#### Extracted data ####

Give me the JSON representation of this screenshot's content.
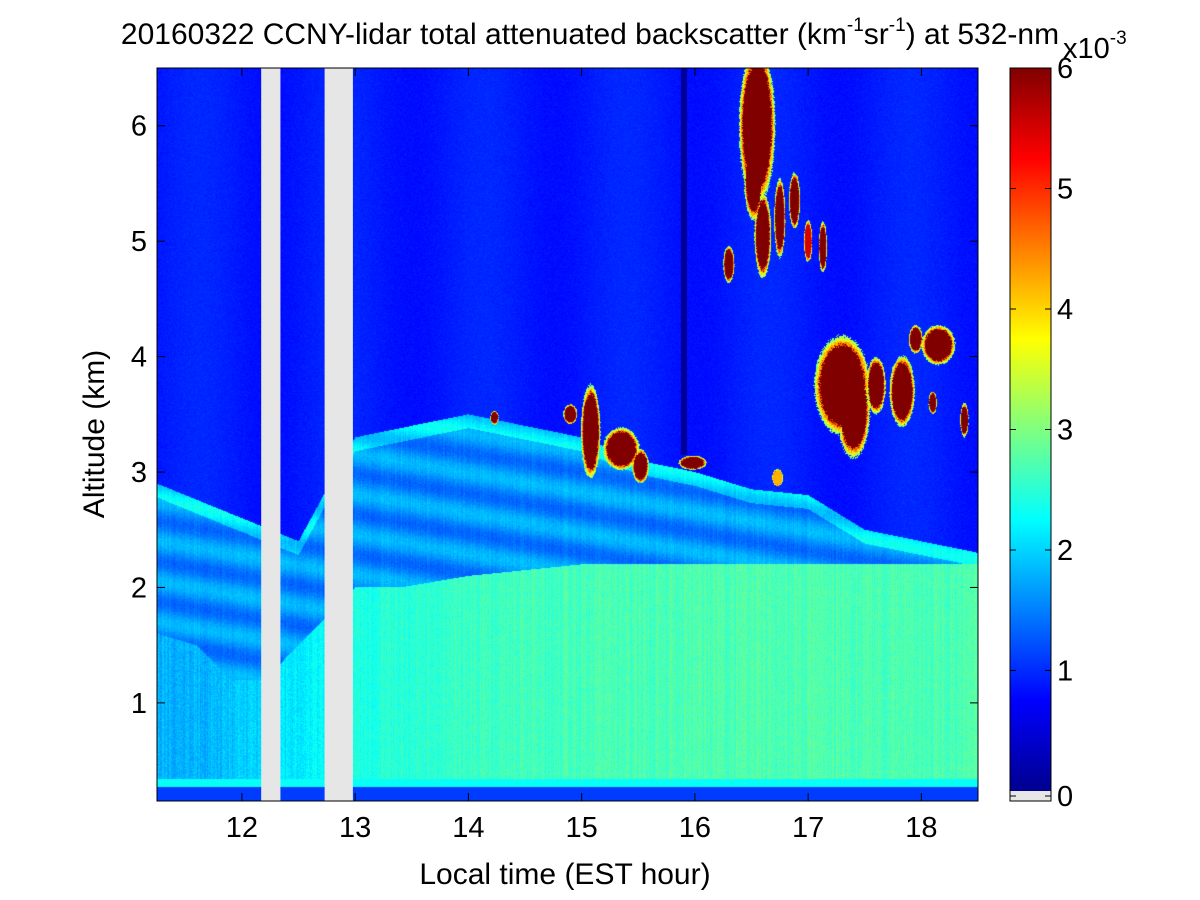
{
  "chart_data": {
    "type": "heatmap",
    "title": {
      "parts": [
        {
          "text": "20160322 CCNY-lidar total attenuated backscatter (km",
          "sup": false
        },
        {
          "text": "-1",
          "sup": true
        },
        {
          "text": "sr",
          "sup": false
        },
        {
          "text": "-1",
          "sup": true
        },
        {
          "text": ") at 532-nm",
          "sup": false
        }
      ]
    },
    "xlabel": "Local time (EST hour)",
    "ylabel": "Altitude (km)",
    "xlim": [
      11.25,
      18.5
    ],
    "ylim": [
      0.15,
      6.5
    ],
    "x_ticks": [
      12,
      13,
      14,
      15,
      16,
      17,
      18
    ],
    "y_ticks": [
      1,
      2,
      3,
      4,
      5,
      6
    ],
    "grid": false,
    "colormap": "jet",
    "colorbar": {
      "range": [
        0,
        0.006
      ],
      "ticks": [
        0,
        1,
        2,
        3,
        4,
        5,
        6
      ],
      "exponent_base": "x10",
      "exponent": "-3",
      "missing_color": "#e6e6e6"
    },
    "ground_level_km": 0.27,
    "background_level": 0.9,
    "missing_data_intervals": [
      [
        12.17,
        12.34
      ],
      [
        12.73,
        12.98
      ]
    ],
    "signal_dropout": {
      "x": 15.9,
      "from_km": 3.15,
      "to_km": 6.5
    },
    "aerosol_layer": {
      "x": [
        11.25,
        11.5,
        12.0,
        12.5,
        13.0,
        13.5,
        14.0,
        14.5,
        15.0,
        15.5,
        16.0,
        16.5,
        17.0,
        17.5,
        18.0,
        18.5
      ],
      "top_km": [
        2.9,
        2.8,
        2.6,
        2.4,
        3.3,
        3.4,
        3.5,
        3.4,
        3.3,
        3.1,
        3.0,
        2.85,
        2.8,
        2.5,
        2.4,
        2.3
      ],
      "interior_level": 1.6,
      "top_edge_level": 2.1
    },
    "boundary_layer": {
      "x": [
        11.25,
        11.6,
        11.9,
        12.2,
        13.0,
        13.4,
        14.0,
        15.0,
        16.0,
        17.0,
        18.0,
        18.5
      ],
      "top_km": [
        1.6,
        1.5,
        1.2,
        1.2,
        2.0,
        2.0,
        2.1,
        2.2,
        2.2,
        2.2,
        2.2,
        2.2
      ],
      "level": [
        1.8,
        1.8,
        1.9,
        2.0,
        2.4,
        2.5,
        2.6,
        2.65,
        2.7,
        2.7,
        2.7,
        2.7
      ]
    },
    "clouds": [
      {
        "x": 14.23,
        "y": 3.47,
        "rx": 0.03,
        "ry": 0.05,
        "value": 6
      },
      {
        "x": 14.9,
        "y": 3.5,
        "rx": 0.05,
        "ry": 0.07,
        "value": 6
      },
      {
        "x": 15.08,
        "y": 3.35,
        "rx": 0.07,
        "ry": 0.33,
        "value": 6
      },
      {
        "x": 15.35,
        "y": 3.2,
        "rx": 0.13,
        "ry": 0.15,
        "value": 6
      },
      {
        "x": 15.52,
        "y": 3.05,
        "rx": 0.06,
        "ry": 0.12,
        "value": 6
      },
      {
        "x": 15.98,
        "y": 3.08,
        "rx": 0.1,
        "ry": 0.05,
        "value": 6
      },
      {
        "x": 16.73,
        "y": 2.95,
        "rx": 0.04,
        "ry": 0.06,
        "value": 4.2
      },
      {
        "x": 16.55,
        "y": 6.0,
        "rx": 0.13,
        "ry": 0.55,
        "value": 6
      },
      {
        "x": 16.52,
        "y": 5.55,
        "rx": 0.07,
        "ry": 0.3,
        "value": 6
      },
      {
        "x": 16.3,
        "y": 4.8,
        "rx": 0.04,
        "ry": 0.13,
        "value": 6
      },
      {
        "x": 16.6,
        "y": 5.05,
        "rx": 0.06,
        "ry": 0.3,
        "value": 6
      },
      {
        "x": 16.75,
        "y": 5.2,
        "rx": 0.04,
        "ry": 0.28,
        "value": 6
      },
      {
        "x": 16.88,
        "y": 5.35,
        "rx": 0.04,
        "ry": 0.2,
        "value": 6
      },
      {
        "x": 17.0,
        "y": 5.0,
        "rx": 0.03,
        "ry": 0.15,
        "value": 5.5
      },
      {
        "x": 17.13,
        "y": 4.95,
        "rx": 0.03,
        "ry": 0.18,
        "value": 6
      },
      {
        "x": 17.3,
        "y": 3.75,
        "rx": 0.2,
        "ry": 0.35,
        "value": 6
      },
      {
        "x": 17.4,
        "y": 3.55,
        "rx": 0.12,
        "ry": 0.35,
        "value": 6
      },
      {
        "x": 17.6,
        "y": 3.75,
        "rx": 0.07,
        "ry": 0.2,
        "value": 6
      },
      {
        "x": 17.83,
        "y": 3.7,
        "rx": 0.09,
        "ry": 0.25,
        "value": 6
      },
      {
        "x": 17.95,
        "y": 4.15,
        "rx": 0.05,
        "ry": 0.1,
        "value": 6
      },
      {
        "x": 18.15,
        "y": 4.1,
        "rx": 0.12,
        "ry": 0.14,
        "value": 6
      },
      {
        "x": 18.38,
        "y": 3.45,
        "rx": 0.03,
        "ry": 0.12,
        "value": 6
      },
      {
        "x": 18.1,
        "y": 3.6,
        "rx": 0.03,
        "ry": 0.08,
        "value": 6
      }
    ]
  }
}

####

Brief:
Go through the entries above and print each one exactly, minus the pictures.

Result of this task:
Give me the JSON representation of this screenshot's content.
{
  "chart_data": {
    "type": "heatmap",
    "title": {
      "parts": [
        {
          "text": "20160322 CCNY-lidar total attenuated backscatter (km",
          "sup": false
        },
        {
          "text": "-1",
          "sup": true
        },
        {
          "text": "sr",
          "sup": false
        },
        {
          "text": "-1",
          "sup": true
        },
        {
          "text": ") at 532-nm",
          "sup": false
        }
      ]
    },
    "xlabel": "Local time (EST hour)",
    "ylabel": "Altitude (km)",
    "xlim": [
      11.25,
      18.5
    ],
    "ylim": [
      0.15,
      6.5
    ],
    "x_ticks": [
      12,
      13,
      14,
      15,
      16,
      17,
      18
    ],
    "y_ticks": [
      1,
      2,
      3,
      4,
      5,
      6
    ],
    "grid": false,
    "colormap": "jet",
    "colorbar": {
      "range": [
        0,
        0.006
      ],
      "ticks": [
        0,
        1,
        2,
        3,
        4,
        5,
        6
      ],
      "exponent_base": "x10",
      "exponent": "-3",
      "missing_color": "#e6e6e6"
    },
    "ground_level_km": 0.27,
    "background_level": 0.9,
    "missing_data_intervals": [
      [
        12.17,
        12.34
      ],
      [
        12.73,
        12.98
      ]
    ],
    "signal_dropout": {
      "x": 15.9,
      "from_km": 3.15,
      "to_km": 6.5
    },
    "aerosol_layer": {
      "x": [
        11.25,
        11.5,
        12.0,
        12.5,
        13.0,
        13.5,
        14.0,
        14.5,
        15.0,
        15.5,
        16.0,
        16.5,
        17.0,
        17.5,
        18.0,
        18.5
      ],
      "top_km": [
        2.9,
        2.8,
        2.6,
        2.4,
        3.3,
        3.4,
        3.5,
        3.4,
        3.3,
        3.1,
        3.0,
        2.85,
        2.8,
        2.5,
        2.4,
        2.3
      ],
      "interior_level": 1.6,
      "top_edge_level": 2.1
    },
    "boundary_layer": {
      "x": [
        11.25,
        11.6,
        11.9,
        12.2,
        13.0,
        13.4,
        14.0,
        15.0,
        16.0,
        17.0,
        18.0,
        18.5
      ],
      "top_km": [
        1.6,
        1.5,
        1.2,
        1.2,
        2.0,
        2.0,
        2.1,
        2.2,
        2.2,
        2.2,
        2.2,
        2.2
      ],
      "level": [
        1.8,
        1.8,
        1.9,
        2.0,
        2.4,
        2.5,
        2.6,
        2.65,
        2.7,
        2.7,
        2.7,
        2.7
      ]
    },
    "clouds": [
      {
        "x": 14.23,
        "y": 3.47,
        "rx": 0.03,
        "ry": 0.05,
        "value": 6
      },
      {
        "x": 14.9,
        "y": 3.5,
        "rx": 0.05,
        "ry": 0.07,
        "value": 6
      },
      {
        "x": 15.08,
        "y": 3.35,
        "rx": 0.07,
        "ry": 0.33,
        "value": 6
      },
      {
        "x": 15.35,
        "y": 3.2,
        "rx": 0.13,
        "ry": 0.15,
        "value": 6
      },
      {
        "x": 15.52,
        "y": 3.05,
        "rx": 0.06,
        "ry": 0.12,
        "value": 6
      },
      {
        "x": 15.98,
        "y": 3.08,
        "rx": 0.1,
        "ry": 0.05,
        "value": 6
      },
      {
        "x": 16.73,
        "y": 2.95,
        "rx": 0.04,
        "ry": 0.06,
        "value": 4.2
      },
      {
        "x": 16.55,
        "y": 6.0,
        "rx": 0.13,
        "ry": 0.55,
        "value": 6
      },
      {
        "x": 16.52,
        "y": 5.55,
        "rx": 0.07,
        "ry": 0.3,
        "value": 6
      },
      {
        "x": 16.3,
        "y": 4.8,
        "rx": 0.04,
        "ry": 0.13,
        "value": 6
      },
      {
        "x": 16.6,
        "y": 5.05,
        "rx": 0.06,
        "ry": 0.3,
        "value": 6
      },
      {
        "x": 16.75,
        "y": 5.2,
        "rx": 0.04,
        "ry": 0.28,
        "value": 6
      },
      {
        "x": 16.88,
        "y": 5.35,
        "rx": 0.04,
        "ry": 0.2,
        "value": 6
      },
      {
        "x": 17.0,
        "y": 5.0,
        "rx": 0.03,
        "ry": 0.15,
        "value": 5.5
      },
      {
        "x": 17.13,
        "y": 4.95,
        "rx": 0.03,
        "ry": 0.18,
        "value": 6
      },
      {
        "x": 17.3,
        "y": 3.75,
        "rx": 0.2,
        "ry": 0.35,
        "value": 6
      },
      {
        "x": 17.4,
        "y": 3.55,
        "rx": 0.12,
        "ry": 0.35,
        "value": 6
      },
      {
        "x": 17.6,
        "y": 3.75,
        "rx": 0.07,
        "ry": 0.2,
        "value": 6
      },
      {
        "x": 17.83,
        "y": 3.7,
        "rx": 0.09,
        "ry": 0.25,
        "value": 6
      },
      {
        "x": 17.95,
        "y": 4.15,
        "rx": 0.05,
        "ry": 0.1,
        "value": 6
      },
      {
        "x": 18.15,
        "y": 4.1,
        "rx": 0.12,
        "ry": 0.14,
        "value": 6
      },
      {
        "x": 18.38,
        "y": 3.45,
        "rx": 0.03,
        "ry": 0.12,
        "value": 6
      },
      {
        "x": 18.1,
        "y": 3.6,
        "rx": 0.03,
        "ry": 0.08,
        "value": 6
      }
    ]
  }
}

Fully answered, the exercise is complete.